▶ **Task details**:
Output all of the entries exactly as written.

▶ **Input material**:
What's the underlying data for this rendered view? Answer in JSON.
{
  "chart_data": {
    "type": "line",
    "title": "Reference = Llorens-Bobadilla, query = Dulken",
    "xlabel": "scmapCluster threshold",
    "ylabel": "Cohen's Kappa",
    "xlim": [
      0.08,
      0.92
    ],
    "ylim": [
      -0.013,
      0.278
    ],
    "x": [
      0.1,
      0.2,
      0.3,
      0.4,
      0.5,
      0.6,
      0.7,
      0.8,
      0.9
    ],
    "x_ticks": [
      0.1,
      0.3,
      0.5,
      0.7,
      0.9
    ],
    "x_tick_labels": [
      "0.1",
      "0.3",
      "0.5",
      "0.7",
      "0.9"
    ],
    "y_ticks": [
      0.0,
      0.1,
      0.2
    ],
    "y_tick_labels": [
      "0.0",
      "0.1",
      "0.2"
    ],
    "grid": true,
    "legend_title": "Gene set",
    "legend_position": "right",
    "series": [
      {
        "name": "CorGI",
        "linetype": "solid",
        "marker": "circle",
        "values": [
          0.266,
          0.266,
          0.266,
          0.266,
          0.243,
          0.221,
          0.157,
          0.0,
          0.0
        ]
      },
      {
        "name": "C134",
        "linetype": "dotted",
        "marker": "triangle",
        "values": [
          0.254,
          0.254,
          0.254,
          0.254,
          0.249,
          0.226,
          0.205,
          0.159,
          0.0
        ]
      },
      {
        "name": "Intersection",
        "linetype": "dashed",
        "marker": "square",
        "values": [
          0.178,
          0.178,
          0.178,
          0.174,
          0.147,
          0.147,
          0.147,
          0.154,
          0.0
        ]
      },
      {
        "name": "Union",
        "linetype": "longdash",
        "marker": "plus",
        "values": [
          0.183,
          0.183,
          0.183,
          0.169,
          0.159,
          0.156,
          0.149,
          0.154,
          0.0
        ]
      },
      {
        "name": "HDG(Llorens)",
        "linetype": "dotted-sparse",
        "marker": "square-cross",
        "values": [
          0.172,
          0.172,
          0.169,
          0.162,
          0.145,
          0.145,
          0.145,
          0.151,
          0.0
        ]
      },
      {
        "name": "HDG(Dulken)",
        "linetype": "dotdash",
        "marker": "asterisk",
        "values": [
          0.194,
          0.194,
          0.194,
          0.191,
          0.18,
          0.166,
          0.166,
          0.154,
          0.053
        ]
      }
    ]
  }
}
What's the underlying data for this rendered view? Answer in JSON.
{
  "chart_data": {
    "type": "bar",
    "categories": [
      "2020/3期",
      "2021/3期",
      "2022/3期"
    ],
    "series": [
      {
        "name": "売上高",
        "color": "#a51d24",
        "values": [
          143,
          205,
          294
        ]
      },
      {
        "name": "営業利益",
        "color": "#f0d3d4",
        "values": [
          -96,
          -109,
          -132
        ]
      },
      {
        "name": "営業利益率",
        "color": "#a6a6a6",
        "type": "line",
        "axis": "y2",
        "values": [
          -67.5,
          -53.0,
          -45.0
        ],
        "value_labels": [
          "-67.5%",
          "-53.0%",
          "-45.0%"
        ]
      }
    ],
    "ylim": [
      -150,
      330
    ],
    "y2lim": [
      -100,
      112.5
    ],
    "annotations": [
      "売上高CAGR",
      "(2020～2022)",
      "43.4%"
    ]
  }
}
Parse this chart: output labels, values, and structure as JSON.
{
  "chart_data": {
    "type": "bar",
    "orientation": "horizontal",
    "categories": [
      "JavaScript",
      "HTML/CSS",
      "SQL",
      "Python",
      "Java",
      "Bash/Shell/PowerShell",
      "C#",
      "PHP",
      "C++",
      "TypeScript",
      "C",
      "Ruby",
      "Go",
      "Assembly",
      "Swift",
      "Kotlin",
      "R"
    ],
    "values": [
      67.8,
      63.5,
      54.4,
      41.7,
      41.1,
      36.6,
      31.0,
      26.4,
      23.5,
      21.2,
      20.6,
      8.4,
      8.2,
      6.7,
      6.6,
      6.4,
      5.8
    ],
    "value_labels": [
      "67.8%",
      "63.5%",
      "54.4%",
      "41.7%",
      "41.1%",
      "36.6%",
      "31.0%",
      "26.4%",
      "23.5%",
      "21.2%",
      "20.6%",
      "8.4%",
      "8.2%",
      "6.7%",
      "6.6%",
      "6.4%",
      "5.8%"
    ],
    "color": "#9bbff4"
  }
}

▶ **Correct response**:
What's the underlying data for this rendered view? Answer in JSON.
{
  "chart_data": {
    "type": "line",
    "title": "Reference = Llorens-Bobadilla, query = Dulken",
    "xlabel": "scmapCluster threshold",
    "ylabel": "Cohen's Kappa",
    "xlim": [
      0.08,
      0.92
    ],
    "ylim": [
      -0.013,
      0.278
    ],
    "x": [
      0.1,
      0.2,
      0.3,
      0.4,
      0.5,
      0.6,
      0.7,
      0.8,
      0.9
    ],
    "x_ticks": [
      0.1,
      0.3,
      0.5,
      0.7,
      0.9
    ],
    "x_tick_labels": [
      "0.1",
      "0.3",
      "0.5",
      "0.7",
      "0.9"
    ],
    "y_ticks": [
      0.0,
      0.1,
      0.2
    ],
    "y_tick_labels": [
      "0.0",
      "0.1",
      "0.2"
    ],
    "grid": true,
    "legend_title": "Gene set",
    "legend_position": "right",
    "series": [
      {
        "name": "CorGI",
        "linetype": "solid",
        "marker": "circle",
        "values": [
          0.266,
          0.266,
          0.266,
          0.266,
          0.243,
          0.221,
          0.157,
          0.0,
          0.0
        ]
      },
      {
        "name": "C134",
        "linetype": "dotted",
        "marker": "triangle",
        "values": [
          0.254,
          0.254,
          0.254,
          0.254,
          0.249,
          0.226,
          0.205,
          0.159,
          0.0
        ]
      },
      {
        "name": "Intersection",
        "linetype": "dashed",
        "marker": "square",
        "values": [
          0.178,
          0.178,
          0.178,
          0.174,
          0.147,
          0.147,
          0.147,
          0.154,
          0.0
        ]
      },
      {
        "name": "Union",
        "linetype": "longdash",
        "marker": "plus",
        "values": [
          0.183,
          0.183,
          0.183,
          0.169,
          0.159,
          0.156,
          0.149,
          0.154,
          0.0
        ]
      },
      {
        "name": "HDG(Llorens)",
        "linetype": "dotted-sparse",
        "marker": "square-cross",
        "values": [
          0.172,
          0.172,
          0.169,
          0.162,
          0.145,
          0.145,
          0.145,
          0.151,
          0.0
        ]
      },
      {
        "name": "HDG(Dulken)",
        "linetype": "dotdash",
        "marker": "asterisk",
        "values": [
          0.194,
          0.194,
          0.194,
          0.191,
          0.18,
          0.166,
          0.166,
          0.154,
          0.053
        ]
      }
    ]
  }
}
What's the underlying data for this rendered view? Answer in JSON.
{
  "chart_data": {
    "type": "bar",
    "categories": [
      "2020/3期",
      "2021/3期",
      "2022/3期"
    ],
    "series": [
      {
        "name": "売上高",
        "color": "#a51d24",
        "values": [
          143,
          205,
          294
        ]
      },
      {
        "name": "営業利益",
        "color": "#f0d3d4",
        "values": [
          -96,
          -109,
          -132
        ]
      },
      {
        "name": "営業利益率",
        "color": "#a6a6a6",
        "type": "line",
        "axis": "y2",
        "values": [
          -67.5,
          -53.0,
          -45.0
        ],
        "value_labels": [
          "-67.5%",
          "-53.0%",
          "-45.0%"
        ]
      }
    ],
    "ylim": [
      -150,
      330
    ],
    "y2lim": [
      -100,
      112.5
    ],
    "annotations": [
      "売上高CAGR",
      "(2020～2022)",
      "43.4%"
    ]
  }
}
Parse this chart: output labels, values, and structure as JSON.
{
  "chart_data": {
    "type": "bar",
    "orientation": "horizontal",
    "categories": [
      "JavaScript",
      "HTML/CSS",
      "SQL",
      "Python",
      "Java",
      "Bash/Shell/PowerShell",
      "C#",
      "PHP",
      "C++",
      "TypeScript",
      "C",
      "Ruby",
      "Go",
      "Assembly",
      "Swift",
      "Kotlin",
      "R"
    ],
    "values": [
      67.8,
      63.5,
      54.4,
      41.7,
      41.1,
      36.6,
      31.0,
      26.4,
      23.5,
      21.2,
      20.6,
      8.4,
      8.2,
      6.7,
      6.6,
      6.4,
      5.8
    ],
    "value_labels": [
      "67.8%",
      "63.5%",
      "54.4%",
      "41.7%",
      "41.1%",
      "36.6%",
      "31.0%",
      "26.4%",
      "23.5%",
      "21.2%",
      "20.6%",
      "8.4%",
      "8.2%",
      "6.7%",
      "6.6%",
      "6.4%",
      "5.8%"
    ],
    "color": "#9bbff4"
  }
}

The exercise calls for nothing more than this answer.